## The exercise
Report each line in the items below that contains the string "ของข", copying every such line in full. Case counts when matching.

## Extracted material
_ _ _ _

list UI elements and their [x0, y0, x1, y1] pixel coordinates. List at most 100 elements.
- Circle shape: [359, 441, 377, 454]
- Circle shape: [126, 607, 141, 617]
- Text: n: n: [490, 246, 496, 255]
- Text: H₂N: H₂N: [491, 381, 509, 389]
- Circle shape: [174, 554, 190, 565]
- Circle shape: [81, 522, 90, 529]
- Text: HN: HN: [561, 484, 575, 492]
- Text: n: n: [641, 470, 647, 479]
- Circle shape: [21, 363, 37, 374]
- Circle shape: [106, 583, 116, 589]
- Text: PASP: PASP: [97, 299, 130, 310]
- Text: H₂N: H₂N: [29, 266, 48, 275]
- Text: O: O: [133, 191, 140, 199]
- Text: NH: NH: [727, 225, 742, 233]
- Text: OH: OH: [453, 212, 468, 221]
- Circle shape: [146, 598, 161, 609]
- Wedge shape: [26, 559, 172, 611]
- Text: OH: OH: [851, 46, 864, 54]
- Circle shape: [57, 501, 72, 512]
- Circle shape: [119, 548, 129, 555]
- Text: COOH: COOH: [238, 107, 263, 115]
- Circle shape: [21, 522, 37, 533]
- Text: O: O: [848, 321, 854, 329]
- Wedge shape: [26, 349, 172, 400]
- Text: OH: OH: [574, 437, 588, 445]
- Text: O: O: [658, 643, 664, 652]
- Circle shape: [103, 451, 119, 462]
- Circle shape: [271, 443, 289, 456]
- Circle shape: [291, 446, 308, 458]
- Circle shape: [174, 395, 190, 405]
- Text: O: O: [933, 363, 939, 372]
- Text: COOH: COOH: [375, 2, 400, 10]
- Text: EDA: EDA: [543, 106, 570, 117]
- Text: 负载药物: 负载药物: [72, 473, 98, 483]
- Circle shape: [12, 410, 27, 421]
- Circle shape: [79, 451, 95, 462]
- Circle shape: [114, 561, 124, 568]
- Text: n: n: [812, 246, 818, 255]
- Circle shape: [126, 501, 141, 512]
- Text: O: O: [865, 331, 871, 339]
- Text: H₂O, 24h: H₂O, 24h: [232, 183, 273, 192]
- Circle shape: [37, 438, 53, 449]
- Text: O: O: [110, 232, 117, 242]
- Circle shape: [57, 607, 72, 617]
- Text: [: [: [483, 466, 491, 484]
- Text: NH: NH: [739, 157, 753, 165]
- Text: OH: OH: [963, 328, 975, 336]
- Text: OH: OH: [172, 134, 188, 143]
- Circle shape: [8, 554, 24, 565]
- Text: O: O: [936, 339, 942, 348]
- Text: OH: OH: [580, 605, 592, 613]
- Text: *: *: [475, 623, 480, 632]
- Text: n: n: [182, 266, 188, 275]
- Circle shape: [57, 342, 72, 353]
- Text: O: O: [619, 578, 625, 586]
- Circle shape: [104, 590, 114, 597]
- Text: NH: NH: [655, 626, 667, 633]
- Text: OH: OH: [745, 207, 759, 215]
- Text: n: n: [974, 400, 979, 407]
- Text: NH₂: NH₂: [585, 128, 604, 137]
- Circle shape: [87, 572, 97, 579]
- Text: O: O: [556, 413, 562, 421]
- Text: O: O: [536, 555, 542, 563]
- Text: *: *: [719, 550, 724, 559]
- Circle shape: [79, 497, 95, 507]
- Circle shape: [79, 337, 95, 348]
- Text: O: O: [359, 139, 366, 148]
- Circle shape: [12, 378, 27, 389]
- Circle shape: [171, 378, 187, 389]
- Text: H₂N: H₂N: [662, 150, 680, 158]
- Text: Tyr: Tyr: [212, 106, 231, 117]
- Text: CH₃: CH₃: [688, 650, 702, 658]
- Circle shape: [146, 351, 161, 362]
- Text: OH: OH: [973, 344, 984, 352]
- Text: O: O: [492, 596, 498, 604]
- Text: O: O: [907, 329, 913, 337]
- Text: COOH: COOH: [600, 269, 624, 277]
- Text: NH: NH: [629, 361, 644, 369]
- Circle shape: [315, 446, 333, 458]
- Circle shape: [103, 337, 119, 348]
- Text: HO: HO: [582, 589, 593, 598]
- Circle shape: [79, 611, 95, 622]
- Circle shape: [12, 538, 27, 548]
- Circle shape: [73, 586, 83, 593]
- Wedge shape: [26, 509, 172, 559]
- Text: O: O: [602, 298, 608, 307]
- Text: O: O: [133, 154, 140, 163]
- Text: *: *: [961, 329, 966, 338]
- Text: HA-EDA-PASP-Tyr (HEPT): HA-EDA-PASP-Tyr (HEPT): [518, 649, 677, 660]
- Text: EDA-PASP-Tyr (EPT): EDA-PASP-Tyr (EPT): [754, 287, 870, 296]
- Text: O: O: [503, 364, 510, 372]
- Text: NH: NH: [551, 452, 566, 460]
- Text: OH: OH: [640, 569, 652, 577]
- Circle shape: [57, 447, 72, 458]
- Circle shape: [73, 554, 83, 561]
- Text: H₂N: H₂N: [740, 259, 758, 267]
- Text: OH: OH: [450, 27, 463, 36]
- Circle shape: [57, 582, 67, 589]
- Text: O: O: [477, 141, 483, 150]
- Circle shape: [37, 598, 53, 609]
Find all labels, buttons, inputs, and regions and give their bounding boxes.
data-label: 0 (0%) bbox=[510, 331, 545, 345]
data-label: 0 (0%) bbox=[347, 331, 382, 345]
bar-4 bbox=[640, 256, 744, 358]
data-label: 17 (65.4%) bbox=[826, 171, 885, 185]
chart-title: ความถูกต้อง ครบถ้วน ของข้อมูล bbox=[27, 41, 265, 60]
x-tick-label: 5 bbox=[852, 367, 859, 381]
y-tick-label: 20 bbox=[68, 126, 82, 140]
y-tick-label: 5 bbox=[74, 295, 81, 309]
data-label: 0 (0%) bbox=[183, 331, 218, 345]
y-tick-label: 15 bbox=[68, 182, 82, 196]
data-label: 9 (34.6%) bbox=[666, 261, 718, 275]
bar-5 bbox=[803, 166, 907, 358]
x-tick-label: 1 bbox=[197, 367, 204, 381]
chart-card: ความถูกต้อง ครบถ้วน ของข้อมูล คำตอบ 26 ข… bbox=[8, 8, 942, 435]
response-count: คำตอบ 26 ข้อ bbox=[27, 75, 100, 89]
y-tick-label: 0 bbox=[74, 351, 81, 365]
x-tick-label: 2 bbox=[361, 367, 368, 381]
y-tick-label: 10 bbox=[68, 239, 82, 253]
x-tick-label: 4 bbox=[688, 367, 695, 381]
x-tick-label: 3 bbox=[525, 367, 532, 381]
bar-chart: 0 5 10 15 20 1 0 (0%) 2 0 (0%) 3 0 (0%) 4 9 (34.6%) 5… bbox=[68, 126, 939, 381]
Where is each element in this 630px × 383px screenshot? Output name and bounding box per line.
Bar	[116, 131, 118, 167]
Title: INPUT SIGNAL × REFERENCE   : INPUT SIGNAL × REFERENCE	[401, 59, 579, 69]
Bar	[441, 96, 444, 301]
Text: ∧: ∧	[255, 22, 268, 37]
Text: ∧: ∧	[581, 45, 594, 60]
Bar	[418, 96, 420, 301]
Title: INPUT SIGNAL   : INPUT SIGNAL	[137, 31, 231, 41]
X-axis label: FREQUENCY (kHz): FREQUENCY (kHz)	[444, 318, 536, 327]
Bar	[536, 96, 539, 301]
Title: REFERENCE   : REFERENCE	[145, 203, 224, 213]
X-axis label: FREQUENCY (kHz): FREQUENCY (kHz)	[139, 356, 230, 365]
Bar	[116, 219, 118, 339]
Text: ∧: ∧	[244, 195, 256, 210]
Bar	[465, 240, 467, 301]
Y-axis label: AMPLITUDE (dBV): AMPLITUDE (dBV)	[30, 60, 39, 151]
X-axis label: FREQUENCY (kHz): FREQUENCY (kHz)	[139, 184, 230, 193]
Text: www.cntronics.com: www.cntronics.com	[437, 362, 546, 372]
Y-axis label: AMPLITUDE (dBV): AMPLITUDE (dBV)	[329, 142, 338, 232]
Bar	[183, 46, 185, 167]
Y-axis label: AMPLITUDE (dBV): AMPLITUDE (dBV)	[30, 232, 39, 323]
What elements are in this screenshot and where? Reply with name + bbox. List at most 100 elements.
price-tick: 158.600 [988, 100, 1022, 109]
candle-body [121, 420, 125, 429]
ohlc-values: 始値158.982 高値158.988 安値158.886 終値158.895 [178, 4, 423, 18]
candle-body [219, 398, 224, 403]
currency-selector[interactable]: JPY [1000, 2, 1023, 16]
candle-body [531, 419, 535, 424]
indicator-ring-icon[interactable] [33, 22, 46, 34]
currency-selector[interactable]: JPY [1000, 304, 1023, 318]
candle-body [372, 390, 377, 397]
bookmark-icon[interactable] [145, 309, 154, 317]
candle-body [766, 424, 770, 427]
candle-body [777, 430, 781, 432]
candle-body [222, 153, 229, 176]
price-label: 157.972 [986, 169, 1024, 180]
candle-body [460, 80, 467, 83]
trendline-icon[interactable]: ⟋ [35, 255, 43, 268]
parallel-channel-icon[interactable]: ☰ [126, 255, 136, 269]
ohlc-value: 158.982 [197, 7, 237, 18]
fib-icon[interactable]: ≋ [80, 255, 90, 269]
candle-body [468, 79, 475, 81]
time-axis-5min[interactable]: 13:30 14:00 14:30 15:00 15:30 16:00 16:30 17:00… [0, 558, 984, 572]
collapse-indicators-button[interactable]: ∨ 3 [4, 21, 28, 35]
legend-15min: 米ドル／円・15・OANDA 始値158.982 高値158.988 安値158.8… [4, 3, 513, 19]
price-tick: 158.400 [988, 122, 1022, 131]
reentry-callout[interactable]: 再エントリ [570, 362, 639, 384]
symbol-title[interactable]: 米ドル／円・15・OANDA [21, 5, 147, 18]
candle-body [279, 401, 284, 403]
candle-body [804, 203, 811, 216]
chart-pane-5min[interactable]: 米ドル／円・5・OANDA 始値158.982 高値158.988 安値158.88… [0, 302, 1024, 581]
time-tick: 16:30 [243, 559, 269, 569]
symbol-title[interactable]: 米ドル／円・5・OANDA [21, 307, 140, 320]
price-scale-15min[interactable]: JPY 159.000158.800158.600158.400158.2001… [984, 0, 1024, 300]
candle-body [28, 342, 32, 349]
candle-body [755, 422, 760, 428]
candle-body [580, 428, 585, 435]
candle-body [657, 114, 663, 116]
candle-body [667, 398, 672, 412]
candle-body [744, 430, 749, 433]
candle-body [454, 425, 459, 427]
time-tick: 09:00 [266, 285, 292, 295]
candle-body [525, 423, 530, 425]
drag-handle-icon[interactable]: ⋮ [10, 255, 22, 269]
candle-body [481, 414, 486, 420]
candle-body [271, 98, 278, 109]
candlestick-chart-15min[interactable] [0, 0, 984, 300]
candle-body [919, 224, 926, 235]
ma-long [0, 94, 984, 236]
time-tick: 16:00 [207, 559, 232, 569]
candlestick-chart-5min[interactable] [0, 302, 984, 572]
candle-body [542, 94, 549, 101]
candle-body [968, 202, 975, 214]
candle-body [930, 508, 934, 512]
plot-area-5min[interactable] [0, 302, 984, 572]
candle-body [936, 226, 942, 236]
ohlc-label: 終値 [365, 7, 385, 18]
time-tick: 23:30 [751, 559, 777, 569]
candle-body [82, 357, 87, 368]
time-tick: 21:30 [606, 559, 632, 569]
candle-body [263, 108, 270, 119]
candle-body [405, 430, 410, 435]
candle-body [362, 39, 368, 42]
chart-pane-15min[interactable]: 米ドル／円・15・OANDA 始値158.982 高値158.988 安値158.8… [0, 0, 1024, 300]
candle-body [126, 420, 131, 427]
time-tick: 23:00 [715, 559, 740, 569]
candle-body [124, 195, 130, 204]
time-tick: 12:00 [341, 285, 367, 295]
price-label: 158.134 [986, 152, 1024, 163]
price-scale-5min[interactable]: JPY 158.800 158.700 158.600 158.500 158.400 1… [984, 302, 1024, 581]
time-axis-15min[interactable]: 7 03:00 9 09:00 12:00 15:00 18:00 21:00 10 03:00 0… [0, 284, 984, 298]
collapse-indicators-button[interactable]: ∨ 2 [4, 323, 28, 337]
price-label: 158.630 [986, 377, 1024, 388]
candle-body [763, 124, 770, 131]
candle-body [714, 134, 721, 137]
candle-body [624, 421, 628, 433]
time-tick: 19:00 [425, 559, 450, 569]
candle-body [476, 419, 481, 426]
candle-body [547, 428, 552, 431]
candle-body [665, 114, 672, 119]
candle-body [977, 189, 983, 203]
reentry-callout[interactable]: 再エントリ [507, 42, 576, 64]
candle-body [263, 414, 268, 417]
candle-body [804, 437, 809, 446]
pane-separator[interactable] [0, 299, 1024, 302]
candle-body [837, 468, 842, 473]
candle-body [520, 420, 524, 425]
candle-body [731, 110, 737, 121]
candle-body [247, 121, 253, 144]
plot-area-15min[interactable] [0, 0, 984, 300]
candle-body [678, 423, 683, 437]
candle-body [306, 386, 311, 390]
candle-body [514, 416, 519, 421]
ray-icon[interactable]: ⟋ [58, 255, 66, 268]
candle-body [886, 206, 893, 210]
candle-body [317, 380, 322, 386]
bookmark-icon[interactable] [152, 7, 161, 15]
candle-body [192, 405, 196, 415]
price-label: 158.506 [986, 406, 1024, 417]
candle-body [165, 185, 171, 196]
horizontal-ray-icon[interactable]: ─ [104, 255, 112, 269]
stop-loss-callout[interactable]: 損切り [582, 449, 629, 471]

_ _ _ _

## Full response
chart-title: ความถูกต้อง ครบถ้วน ของข้อมูล bbox=[27, 41, 265, 60]
chart-card: ความถูกต้อง ครบถ้วน ของข้อมูล คำตอบ 26 ข… bbox=[8, 8, 942, 435]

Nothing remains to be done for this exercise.